• _MATERIAL PROVIDED_:
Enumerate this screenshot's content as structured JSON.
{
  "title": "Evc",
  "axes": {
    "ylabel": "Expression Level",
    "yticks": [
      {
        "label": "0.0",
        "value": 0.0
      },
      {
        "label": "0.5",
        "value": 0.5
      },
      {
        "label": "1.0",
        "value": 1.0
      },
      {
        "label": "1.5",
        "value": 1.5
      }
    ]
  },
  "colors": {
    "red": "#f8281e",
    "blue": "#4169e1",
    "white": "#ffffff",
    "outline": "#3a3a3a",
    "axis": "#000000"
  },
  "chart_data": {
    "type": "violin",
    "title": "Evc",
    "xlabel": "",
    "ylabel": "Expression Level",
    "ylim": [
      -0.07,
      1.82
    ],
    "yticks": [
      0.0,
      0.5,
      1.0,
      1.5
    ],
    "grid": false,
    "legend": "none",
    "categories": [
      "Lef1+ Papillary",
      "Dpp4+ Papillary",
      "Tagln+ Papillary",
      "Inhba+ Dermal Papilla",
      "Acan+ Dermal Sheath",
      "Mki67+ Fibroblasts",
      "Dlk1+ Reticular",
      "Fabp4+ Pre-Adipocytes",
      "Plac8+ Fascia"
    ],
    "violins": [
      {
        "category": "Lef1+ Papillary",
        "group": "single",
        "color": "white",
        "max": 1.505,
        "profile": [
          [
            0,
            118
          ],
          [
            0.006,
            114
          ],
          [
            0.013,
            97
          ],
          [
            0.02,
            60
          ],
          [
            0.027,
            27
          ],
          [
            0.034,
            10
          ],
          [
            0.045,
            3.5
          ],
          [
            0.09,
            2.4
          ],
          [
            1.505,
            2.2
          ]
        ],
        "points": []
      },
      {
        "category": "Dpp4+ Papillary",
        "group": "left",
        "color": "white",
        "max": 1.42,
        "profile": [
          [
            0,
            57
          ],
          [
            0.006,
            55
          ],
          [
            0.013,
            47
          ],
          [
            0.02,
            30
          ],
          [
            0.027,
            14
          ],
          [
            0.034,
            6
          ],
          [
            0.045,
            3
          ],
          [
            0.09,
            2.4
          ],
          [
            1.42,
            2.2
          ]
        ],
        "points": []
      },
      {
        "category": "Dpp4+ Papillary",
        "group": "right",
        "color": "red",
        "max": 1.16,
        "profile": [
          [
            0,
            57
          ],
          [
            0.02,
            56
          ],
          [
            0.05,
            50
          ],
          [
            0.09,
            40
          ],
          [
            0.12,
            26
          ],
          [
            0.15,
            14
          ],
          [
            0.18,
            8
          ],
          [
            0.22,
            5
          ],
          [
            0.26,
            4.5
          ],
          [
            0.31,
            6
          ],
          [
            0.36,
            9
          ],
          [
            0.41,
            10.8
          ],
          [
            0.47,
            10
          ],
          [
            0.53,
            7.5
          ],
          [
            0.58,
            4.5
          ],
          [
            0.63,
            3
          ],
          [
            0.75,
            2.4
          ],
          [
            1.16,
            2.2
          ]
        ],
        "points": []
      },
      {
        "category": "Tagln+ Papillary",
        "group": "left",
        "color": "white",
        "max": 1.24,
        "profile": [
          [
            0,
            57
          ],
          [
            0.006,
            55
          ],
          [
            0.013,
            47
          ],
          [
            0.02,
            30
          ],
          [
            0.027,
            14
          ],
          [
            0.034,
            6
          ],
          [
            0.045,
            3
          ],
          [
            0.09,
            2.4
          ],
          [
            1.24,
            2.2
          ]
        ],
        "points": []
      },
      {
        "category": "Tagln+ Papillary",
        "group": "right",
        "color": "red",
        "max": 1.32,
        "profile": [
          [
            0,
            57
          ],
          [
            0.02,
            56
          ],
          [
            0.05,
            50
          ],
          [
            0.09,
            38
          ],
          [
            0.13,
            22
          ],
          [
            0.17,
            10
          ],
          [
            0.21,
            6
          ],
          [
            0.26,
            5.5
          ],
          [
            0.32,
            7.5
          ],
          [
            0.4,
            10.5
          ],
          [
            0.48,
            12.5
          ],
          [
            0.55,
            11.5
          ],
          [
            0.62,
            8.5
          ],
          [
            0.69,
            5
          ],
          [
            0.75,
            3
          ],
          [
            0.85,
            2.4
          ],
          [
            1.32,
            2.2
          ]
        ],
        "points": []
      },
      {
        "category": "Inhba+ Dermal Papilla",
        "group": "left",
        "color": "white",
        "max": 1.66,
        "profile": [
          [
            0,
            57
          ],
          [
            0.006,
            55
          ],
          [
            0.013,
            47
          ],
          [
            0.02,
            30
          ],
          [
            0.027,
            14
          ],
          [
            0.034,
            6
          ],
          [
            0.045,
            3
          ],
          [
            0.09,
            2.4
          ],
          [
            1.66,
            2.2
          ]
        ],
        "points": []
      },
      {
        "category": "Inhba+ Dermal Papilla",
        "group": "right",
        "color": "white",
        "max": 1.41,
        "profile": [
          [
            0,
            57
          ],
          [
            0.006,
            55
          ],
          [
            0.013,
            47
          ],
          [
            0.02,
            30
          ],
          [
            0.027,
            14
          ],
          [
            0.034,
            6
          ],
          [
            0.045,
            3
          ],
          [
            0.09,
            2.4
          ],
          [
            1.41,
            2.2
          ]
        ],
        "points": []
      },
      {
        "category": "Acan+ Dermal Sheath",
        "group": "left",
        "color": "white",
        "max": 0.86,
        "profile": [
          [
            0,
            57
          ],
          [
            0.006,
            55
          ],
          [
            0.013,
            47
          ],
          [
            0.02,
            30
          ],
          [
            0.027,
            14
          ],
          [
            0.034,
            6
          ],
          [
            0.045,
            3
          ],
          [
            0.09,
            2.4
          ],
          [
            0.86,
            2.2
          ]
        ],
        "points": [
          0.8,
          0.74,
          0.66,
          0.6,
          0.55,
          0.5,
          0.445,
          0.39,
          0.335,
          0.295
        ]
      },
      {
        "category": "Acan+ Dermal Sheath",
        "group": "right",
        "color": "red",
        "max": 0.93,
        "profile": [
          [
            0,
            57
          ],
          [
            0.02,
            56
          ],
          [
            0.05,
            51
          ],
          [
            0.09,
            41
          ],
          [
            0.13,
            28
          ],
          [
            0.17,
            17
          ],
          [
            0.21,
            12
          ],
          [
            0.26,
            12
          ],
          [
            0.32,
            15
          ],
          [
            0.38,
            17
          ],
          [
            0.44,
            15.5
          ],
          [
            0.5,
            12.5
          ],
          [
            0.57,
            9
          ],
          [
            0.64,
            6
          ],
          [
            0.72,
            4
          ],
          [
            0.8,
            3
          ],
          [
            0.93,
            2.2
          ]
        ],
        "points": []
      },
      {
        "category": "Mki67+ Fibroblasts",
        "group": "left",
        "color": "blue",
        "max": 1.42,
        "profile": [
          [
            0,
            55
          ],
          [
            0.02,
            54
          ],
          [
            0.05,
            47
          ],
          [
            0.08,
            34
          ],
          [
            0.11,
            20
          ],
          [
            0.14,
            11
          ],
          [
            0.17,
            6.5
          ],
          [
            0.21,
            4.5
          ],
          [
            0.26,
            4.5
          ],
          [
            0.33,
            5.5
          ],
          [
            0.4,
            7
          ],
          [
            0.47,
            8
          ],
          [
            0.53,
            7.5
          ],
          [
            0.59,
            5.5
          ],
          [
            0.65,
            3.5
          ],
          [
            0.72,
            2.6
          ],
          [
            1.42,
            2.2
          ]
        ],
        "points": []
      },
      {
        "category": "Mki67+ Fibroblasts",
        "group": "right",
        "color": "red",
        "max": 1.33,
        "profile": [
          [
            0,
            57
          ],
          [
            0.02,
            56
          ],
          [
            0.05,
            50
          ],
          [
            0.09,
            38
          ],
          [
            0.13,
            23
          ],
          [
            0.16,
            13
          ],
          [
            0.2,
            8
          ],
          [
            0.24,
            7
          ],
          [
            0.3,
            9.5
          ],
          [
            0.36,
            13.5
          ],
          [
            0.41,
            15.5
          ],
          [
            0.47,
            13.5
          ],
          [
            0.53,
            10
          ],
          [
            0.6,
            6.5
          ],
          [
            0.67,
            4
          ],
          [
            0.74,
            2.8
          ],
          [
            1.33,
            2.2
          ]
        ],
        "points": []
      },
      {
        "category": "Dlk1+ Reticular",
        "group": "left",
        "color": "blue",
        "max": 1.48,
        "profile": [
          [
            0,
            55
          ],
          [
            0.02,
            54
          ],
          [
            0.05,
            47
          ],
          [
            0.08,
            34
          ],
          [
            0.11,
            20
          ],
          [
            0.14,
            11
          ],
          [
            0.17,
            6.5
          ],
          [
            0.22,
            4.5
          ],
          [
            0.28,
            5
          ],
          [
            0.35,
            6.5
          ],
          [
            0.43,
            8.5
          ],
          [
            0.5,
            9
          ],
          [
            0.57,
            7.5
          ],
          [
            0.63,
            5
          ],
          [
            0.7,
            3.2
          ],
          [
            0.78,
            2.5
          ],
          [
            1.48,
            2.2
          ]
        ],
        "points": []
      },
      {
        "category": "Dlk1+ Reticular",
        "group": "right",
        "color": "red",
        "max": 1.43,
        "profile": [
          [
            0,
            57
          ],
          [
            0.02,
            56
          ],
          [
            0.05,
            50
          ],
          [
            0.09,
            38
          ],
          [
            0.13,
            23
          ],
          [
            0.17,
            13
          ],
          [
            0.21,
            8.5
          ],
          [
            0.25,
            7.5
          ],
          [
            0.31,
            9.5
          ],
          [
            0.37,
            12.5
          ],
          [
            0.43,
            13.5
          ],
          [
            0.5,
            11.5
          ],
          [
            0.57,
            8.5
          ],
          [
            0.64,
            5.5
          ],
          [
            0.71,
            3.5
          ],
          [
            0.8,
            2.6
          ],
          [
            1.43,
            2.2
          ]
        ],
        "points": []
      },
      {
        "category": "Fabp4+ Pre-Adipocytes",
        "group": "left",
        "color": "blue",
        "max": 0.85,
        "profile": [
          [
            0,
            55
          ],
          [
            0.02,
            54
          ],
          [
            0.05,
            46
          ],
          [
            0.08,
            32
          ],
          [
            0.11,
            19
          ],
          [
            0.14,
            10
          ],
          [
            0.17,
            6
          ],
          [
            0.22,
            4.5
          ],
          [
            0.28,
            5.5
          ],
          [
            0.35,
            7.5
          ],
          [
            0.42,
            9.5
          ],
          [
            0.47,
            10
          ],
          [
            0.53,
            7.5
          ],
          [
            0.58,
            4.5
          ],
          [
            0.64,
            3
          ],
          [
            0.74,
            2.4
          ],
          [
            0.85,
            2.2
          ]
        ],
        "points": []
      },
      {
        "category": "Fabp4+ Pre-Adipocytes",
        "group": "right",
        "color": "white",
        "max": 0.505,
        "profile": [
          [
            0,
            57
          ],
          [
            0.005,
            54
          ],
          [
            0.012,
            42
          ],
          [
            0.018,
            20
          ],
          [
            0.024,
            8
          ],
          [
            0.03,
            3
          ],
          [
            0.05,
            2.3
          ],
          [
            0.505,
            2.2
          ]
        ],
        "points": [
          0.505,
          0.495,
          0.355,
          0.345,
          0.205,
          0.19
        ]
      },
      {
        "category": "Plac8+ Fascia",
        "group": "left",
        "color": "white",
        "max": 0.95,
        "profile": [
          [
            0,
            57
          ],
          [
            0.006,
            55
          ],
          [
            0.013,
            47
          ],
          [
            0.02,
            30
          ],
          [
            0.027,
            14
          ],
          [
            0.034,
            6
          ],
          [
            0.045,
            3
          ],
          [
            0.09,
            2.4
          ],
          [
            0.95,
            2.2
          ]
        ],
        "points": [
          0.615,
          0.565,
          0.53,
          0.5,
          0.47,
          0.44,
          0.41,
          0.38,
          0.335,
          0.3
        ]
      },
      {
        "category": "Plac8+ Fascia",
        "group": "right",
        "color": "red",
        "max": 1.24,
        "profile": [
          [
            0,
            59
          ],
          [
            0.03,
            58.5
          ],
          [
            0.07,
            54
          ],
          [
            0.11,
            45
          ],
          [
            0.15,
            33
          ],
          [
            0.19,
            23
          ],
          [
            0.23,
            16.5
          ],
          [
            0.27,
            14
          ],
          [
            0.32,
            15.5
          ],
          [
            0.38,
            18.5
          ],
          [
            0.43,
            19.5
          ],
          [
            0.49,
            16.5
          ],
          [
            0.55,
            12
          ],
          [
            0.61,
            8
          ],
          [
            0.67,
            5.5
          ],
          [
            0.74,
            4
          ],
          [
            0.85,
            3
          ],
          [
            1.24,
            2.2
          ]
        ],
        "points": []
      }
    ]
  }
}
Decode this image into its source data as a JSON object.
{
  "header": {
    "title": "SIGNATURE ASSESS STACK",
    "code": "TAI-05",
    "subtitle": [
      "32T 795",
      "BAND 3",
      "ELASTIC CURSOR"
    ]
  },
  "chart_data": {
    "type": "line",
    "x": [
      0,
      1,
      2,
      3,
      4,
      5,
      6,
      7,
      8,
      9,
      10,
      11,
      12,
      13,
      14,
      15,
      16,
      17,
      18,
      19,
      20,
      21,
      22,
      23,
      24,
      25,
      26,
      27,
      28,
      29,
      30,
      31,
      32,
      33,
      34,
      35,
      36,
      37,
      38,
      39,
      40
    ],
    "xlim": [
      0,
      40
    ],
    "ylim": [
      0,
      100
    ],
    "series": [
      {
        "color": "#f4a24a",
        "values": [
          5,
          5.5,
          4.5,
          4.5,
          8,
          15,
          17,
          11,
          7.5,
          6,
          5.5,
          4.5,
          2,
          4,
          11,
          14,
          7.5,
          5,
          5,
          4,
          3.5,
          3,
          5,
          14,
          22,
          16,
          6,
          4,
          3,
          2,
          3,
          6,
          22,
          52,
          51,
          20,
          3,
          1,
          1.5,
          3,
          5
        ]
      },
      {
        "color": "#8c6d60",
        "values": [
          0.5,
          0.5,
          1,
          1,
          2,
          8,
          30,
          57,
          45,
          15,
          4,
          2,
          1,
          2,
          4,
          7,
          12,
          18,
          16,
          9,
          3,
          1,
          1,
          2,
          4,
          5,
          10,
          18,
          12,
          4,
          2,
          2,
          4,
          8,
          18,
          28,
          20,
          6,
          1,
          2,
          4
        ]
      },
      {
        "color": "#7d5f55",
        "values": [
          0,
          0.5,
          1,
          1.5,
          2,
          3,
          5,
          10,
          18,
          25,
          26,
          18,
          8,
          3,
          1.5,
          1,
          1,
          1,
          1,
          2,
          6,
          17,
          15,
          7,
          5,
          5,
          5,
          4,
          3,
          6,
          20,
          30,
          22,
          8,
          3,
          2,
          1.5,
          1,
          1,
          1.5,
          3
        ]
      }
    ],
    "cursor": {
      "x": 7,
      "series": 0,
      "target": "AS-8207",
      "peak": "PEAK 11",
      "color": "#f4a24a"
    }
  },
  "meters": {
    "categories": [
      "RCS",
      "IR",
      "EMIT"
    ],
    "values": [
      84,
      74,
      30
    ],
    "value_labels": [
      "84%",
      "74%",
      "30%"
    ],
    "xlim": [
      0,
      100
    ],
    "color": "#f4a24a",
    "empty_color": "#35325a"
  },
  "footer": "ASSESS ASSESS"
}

• _SET EXERCISE_:
Scan the records for the string "ASSESS". Copy each line in which it appears.

• _TASK ANSWER_:
    "title": "SIGNATURE ASSESS STACK",
  "footer": "ASSESS ASSESS"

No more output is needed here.